### Problem to work on
Here are records with pictures in them. Copy all of them exactly and leave the pictures out.

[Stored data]
● ● ● ● ● ● ●
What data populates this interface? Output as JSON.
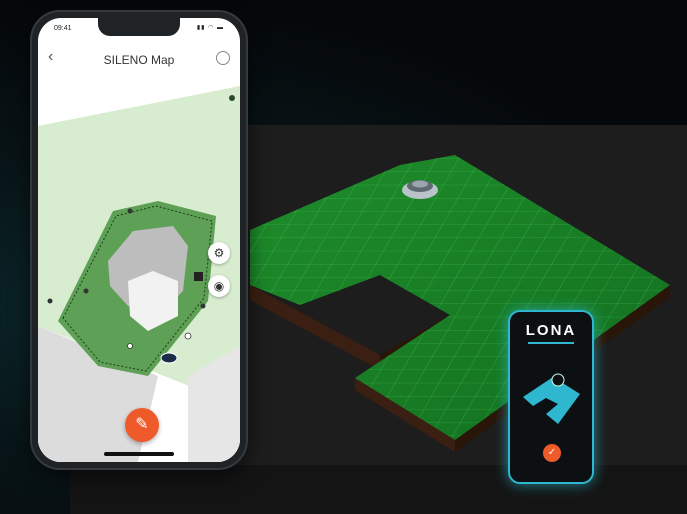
{
  "phone": {
    "status_time": "09:41",
    "status_icons": "▮▮ ◠ ▬",
    "title": "SILENO Map",
    "back_icon": "‹",
    "gear_icon": "⚙",
    "eye_icon": "◉",
    "fab_icon": "✎"
  },
  "lona_phone": {
    "logo": "LONA",
    "confirm_icon": "✓"
  },
  "colors": {
    "accent_orange": "#ef5a2a",
    "lona_cyan": "#2fb7cf",
    "lawn_green": "#1f8a2a",
    "map_green": "#cfe8c4"
  }
}
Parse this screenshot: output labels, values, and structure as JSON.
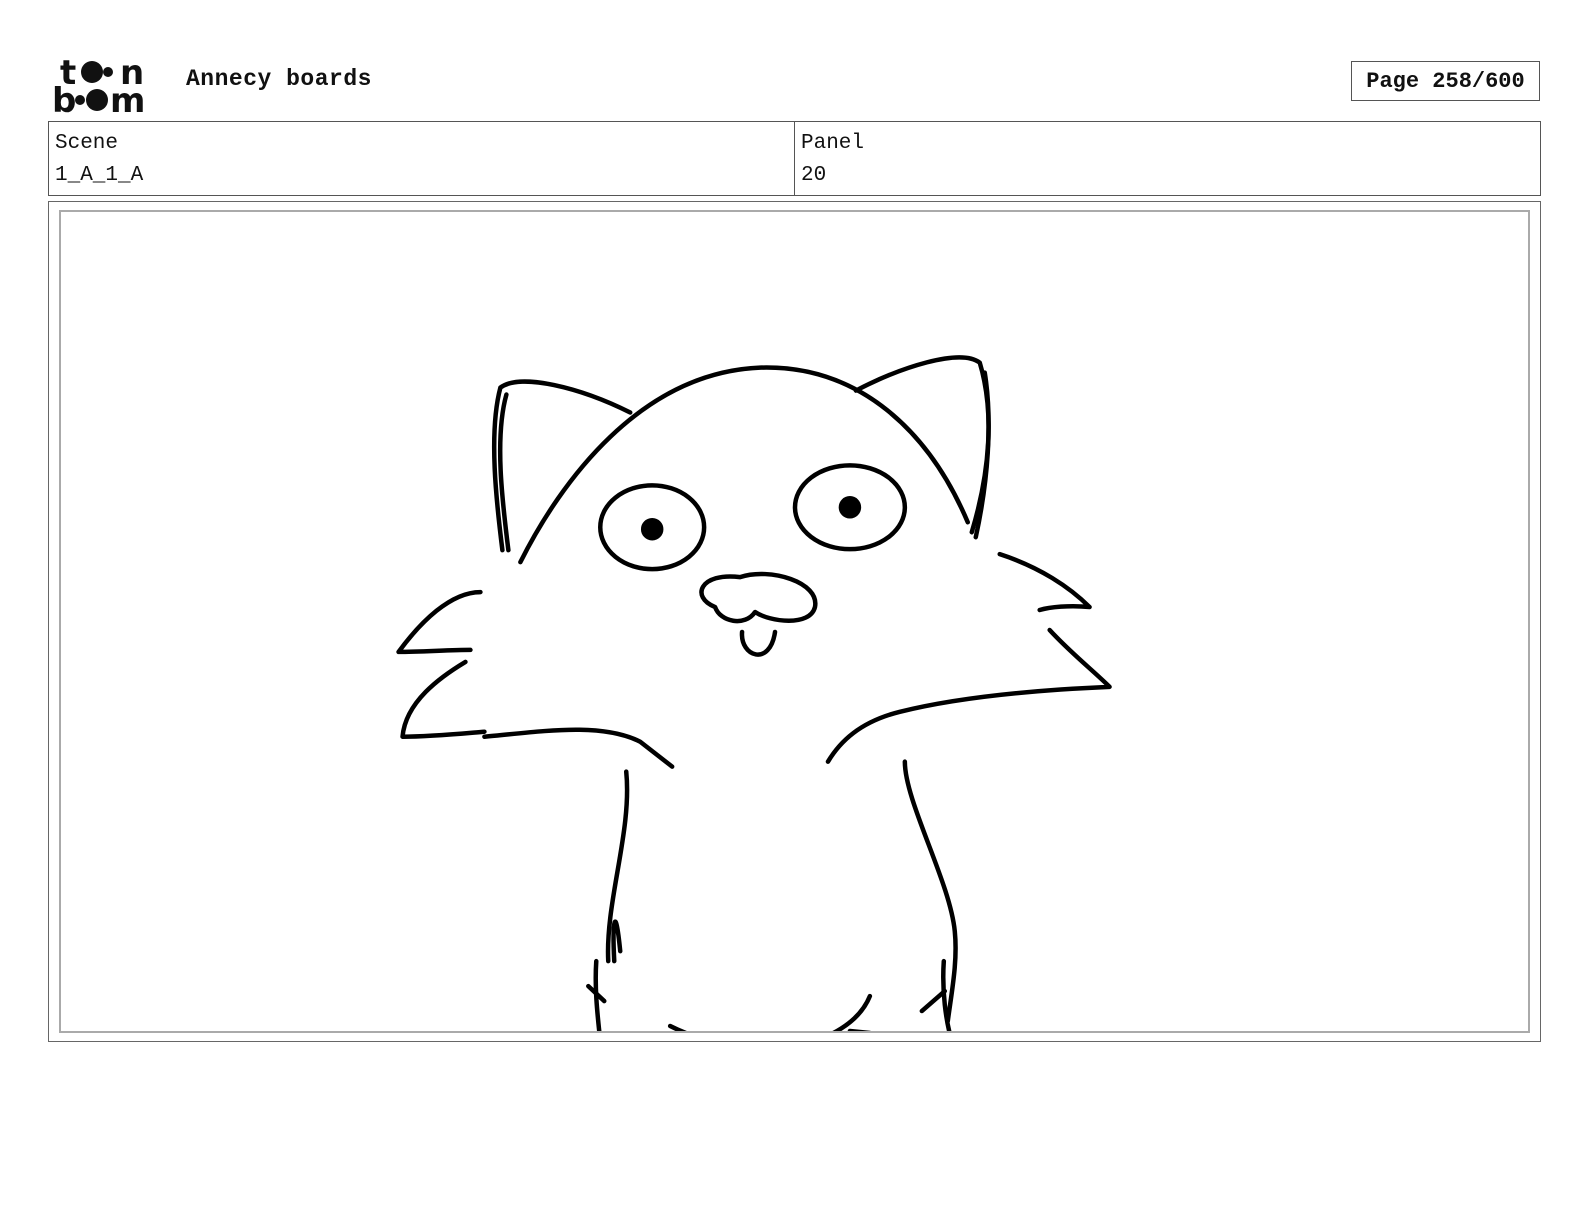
{
  "header": {
    "logo_text": [
      "t",
      "n",
      "b",
      "m"
    ],
    "project_title": "Annecy boards",
    "page_label": "Page 258/600"
  },
  "info": {
    "scene_label": "Scene",
    "scene_value": "1_A_1_A",
    "panel_label": "Panel",
    "panel_value": "20"
  },
  "panel": {
    "drawing_subject": "cat-sketch",
    "line_color": "#000000"
  }
}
● ● ● ● ● ● ●
### Final result
What data populates this interface? Output as JSON.
{
  "phone": {
    "status_time": "09:41",
    "status_icons": "▮▮ ◠ ▬",
    "title": "SILENO Map",
    "back_icon": "‹",
    "gear_icon": "⚙",
    "eye_icon": "◉",
    "fab_icon": "✎"
  },
  "lona_phone": {
    "logo": "LONA",
    "confirm_icon": "✓"
  },
  "colors": {
    "accent_orange": "#ef5a2a",
    "lona_cyan": "#2fb7cf",
    "lawn_green": "#1f8a2a",
    "map_green": "#cfe8c4"
  }
}
Parse this screenshot: output labels, values, and structure as JSON.
{
  "header": {
    "logo_text": [
      "t",
      "n",
      "b",
      "m"
    ],
    "project_title": "Annecy boards",
    "page_label": "Page 258/600"
  },
  "info": {
    "scene_label": "Scene",
    "scene_value": "1_A_1_A",
    "panel_label": "Panel",
    "panel_value": "20"
  },
  "panel": {
    "drawing_subject": "cat-sketch",
    "line_color": "#000000"
  }
}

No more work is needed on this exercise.